Each line should be copied exactly.

RECORD LIST:
=-=-=
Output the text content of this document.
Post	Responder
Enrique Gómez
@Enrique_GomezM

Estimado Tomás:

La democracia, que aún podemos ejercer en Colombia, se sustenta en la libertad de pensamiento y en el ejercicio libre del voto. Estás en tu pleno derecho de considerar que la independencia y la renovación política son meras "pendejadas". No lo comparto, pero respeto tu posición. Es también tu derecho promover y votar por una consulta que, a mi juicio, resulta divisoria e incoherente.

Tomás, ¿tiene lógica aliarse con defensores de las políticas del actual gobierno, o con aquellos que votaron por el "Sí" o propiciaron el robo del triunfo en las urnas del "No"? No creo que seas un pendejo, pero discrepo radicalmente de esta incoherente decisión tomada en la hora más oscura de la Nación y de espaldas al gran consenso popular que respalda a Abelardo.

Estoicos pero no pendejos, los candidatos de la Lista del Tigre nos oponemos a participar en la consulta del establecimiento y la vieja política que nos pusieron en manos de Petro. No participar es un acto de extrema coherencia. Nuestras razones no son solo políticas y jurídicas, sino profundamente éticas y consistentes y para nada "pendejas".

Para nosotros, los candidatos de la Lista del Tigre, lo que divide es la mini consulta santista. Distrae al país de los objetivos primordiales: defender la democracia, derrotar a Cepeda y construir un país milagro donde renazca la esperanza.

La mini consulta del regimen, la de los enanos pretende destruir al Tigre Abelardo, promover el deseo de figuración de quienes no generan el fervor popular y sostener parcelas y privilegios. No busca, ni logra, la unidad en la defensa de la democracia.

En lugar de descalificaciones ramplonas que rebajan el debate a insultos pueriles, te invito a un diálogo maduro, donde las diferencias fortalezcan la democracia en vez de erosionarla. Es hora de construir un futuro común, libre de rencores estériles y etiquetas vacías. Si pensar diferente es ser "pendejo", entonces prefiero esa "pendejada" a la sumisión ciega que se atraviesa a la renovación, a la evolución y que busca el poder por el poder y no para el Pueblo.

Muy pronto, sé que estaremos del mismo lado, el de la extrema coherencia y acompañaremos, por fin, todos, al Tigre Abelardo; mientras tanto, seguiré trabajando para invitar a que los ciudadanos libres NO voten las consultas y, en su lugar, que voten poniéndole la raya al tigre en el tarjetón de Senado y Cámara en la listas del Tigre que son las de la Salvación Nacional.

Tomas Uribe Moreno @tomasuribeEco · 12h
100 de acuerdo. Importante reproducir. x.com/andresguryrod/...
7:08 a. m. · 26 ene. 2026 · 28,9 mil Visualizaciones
=-=-=
WRITTEN REPLY:
Output the text content of this document.
Post	Responder
Enrique Gómez
@Enrique_GomezM

Estimado Tomás:

La democracia, que aún podemos ejercer en Colombia, se sustenta en la libertad de pensamiento y en el ejercicio libre del voto. Estás en tu pleno derecho de considerar que la independencia y la renovación política son meras "pendejadas". No lo comparto, pero respeto tu posición. Es también tu derecho promover y votar por una consulta que, a mi juicio, resulta divisoria e incoherente.

Tomás, ¿tiene lógica aliarse con defensores de las políticas del actual gobierno, o con aquellos que votaron por el "Sí" o propiciaron el robo del triunfo en las urnas del "No"? No creo que seas un pendejo, pero discrepo radicalmente de esta incoherente decisión tomada en la hora más oscura de la Nación y de espaldas al gran consenso popular que respalda a Abelardo.

Estoicos pero no pendejos, los candidatos de la Lista del Tigre nos oponemos a participar en la consulta del establecimiento y la vieja política que nos pusieron en manos de Petro. No participar es un acto de extrema coherencia. Nuestras razones no son solo políticas y jurídicas, sino profundamente éticas y consistentes y para nada "pendejas".

Para nosotros, los candidatos de la Lista del Tigre, lo que divide es la mini consulta santista. Distrae al país de los objetivos primordiales: defender la democracia, derrotar a Cepeda y construir un país milagro donde renazca la esperanza.

La mini consulta del regimen, la de los enanos pretende destruir al Tigre Abelardo, promover el deseo de figuración de quienes no generan el fervor popular y sostener parcelas y privilegios. No busca, ni logra, la unidad en la defensa de la democracia.

En lugar de descalificaciones ramplonas que rebajan el debate a insultos pueriles, te invito a un diálogo maduro, donde las diferencias fortalezcan la democracia en vez de erosionarla. Es hora de construir un futuro común, libre de rencores estériles y etiquetas vacías. Si pensar diferente es ser "pendejo", entonces prefiero esa "pendejada" a la sumisión ciega que se atraviesa a la renovación, a la evolución y que busca el poder por el poder y no para el Pueblo.

Muy pronto, sé que estaremos del mismo lado, el de la extrema coherencia y acompañaremos, por fin, todos, al Tigre Abelardo; mientras tanto, seguiré trabajando para invitar a que los ciudadanos libres NO voten las consultas y, en su lugar, que voten poniéndole la raya al tigre en el tarjetón de Senado y Cámara en la listas del Tigre que son las de la Salvación Nacional.

Tomas Uribe Moreno @tomasuribeEco · 12h
100 de acuerdo. Importante reproducir. x.com/andresguryrod/...
7:08 a. m. · 26 ene. 2026 · 28,9 mil Visualizaciones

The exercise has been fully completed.